TASK: Copy the data below verbatim, leaving no line out.

--

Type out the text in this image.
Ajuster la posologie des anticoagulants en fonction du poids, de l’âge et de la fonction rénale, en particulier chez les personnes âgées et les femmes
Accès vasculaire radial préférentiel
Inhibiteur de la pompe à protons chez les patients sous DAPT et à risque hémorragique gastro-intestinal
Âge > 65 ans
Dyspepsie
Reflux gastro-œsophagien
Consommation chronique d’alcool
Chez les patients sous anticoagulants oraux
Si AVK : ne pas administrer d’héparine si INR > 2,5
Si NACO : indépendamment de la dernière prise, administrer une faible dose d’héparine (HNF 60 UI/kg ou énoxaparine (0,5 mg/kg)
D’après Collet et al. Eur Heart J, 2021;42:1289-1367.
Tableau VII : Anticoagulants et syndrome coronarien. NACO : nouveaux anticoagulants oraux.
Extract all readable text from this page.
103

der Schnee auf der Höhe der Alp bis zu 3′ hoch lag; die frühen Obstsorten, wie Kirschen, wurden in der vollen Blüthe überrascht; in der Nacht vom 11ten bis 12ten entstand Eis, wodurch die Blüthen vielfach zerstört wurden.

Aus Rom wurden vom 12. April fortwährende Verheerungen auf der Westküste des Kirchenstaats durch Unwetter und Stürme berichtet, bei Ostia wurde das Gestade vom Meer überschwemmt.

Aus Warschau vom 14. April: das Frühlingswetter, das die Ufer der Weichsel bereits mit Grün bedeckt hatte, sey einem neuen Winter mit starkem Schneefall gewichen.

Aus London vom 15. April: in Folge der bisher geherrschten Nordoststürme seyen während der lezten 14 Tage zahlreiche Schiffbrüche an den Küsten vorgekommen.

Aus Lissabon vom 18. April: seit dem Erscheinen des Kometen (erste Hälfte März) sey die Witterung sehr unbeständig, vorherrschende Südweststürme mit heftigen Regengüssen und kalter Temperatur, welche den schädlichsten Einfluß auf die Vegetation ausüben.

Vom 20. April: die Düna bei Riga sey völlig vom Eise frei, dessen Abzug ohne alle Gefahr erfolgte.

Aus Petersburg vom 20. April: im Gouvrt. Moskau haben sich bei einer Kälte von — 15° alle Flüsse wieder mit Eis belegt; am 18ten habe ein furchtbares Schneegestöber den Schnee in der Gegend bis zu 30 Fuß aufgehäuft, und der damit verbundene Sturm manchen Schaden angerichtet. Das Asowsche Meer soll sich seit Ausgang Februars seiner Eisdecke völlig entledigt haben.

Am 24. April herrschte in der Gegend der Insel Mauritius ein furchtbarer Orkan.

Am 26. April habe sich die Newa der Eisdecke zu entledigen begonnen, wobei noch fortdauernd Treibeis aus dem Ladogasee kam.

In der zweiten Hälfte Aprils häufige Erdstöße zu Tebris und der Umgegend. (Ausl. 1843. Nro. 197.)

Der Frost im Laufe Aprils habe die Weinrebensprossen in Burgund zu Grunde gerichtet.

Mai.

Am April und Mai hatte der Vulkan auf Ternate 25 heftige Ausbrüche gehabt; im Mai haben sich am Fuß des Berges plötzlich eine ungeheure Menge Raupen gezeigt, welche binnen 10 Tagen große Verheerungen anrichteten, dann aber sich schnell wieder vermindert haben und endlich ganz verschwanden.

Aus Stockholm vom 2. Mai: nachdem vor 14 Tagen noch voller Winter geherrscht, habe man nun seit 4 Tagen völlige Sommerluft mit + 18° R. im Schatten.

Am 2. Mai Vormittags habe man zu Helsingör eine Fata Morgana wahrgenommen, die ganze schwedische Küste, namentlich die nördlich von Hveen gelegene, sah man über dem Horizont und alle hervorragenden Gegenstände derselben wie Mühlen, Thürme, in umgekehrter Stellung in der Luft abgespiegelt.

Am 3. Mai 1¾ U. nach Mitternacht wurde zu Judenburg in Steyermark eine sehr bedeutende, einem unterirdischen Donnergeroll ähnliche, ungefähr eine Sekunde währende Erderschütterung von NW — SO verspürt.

--

RESPONSE AREA:
Type out the text in this image.
Ajuster la posologie des anticoagulants en fonction du poids, de l’âge et de la fonction rénale, en particulier chez les personnes âgées et les femmes
Accès vasculaire radial préférentiel
Inhibiteur de la pompe à protons chez les patients sous DAPT et à risque hémorragique gastro-intestinal
Âge > 65 ans
Dyspepsie
Reflux gastro-œsophagien
Consommation chronique d’alcool
Chez les patients sous anticoagulants oraux
Si AVK : ne pas administrer d’héparine si INR > 2,5
Si NACO : indépendamment de la dernière prise, administrer une faible dose d’héparine (HNF 60 UI/kg ou énoxaparine (0,5 mg/kg)
D’après Collet et al. Eur Heart J, 2021;42:1289-1367.
Tableau VII : Anticoagulants et syndrome coronarien. NACO : nouveaux anticoagulants oraux.
Extract all readable text from this page.
103

der Schnee auf der Höhe der Alp bis zu 3′ hoch lag; die frühen Obstsorten, wie Kirschen, wurden in der vollen Blüthe überrascht; in der Nacht vom 11ten bis 12ten entstand Eis, wodurch die Blüthen vielfach zerstört wurden.

Aus Rom wurden vom 12. April fortwährende Verheerungen auf der Westküste des Kirchenstaats durch Unwetter und Stürme berichtet, bei Ostia wurde das Gestade vom Meer überschwemmt.

Aus Warschau vom 14. April: das Frühlingswetter, das die Ufer der Weichsel bereits mit Grün bedeckt hatte, sey einem neuen Winter mit starkem Schneefall gewichen.

Aus London vom 15. April: in Folge der bisher geherrschten Nordoststürme seyen während der lezten 14 Tage zahlreiche Schiffbrüche an den Küsten vorgekommen.

Aus Lissabon vom 18. April: seit dem Erscheinen des Kometen (erste Hälfte März) sey die Witterung sehr unbeständig, vorherrschende Südweststürme mit heftigen Regengüssen und kalter Temperatur, welche den schädlichsten Einfluß auf die Vegetation ausüben.

Vom 20. April: die Düna bei Riga sey völlig vom Eise frei, dessen Abzug ohne alle Gefahr erfolgte.

Aus Petersburg vom 20. April: im Gouvrt. Moskau haben sich bei einer Kälte von — 15° alle Flüsse wieder mit Eis belegt; am 18ten habe ein furchtbares Schneegestöber den Schnee in der Gegend bis zu 30 Fuß aufgehäuft, und der damit verbundene Sturm manchen Schaden angerichtet. Das Asowsche Meer soll sich seit Ausgang Februars seiner Eisdecke völlig entledigt haben.

Am 24. April herrschte in der Gegend der Insel Mauritius ein furchtbarer Orkan.

Am 26. April habe sich die Newa der Eisdecke zu entledigen begonnen, wobei noch fortdauernd Treibeis aus dem Ladogasee kam.

In der zweiten Hälfte Aprils häufige Erdstöße zu Tebris und der Umgegend. (Ausl. 1843. Nro. 197.)

Der Frost im Laufe Aprils habe die Weinrebensprossen in Burgund zu Grunde gerichtet.

Mai.

Am April und Mai hatte der Vulkan auf Ternate 25 heftige Ausbrüche gehabt; im Mai haben sich am Fuß des Berges plötzlich eine ungeheure Menge Raupen gezeigt, welche binnen 10 Tagen große Verheerungen anrichteten, dann aber sich schnell wieder vermindert haben und endlich ganz verschwanden.

Aus Stockholm vom 2. Mai: nachdem vor 14 Tagen noch voller Winter geherrscht, habe man nun seit 4 Tagen völlige Sommerluft mit + 18° R. im Schatten.

Am 2. Mai Vormittags habe man zu Helsingör eine Fata Morgana wahrgenommen, die ganze schwedische Küste, namentlich die nördlich von Hveen gelegene, sah man über dem Horizont und alle hervorragenden Gegenstände derselben wie Mühlen, Thürme, in umgekehrter Stellung in der Luft abgespiegelt.

Am 3. Mai 1¾ U. nach Mitternacht wurde zu Judenburg in Steyermark eine sehr bedeutende, einem unterirdischen Donnergeroll ähnliche, ungefähr eine Sekunde währende Erderschütterung von NW — SO verspürt.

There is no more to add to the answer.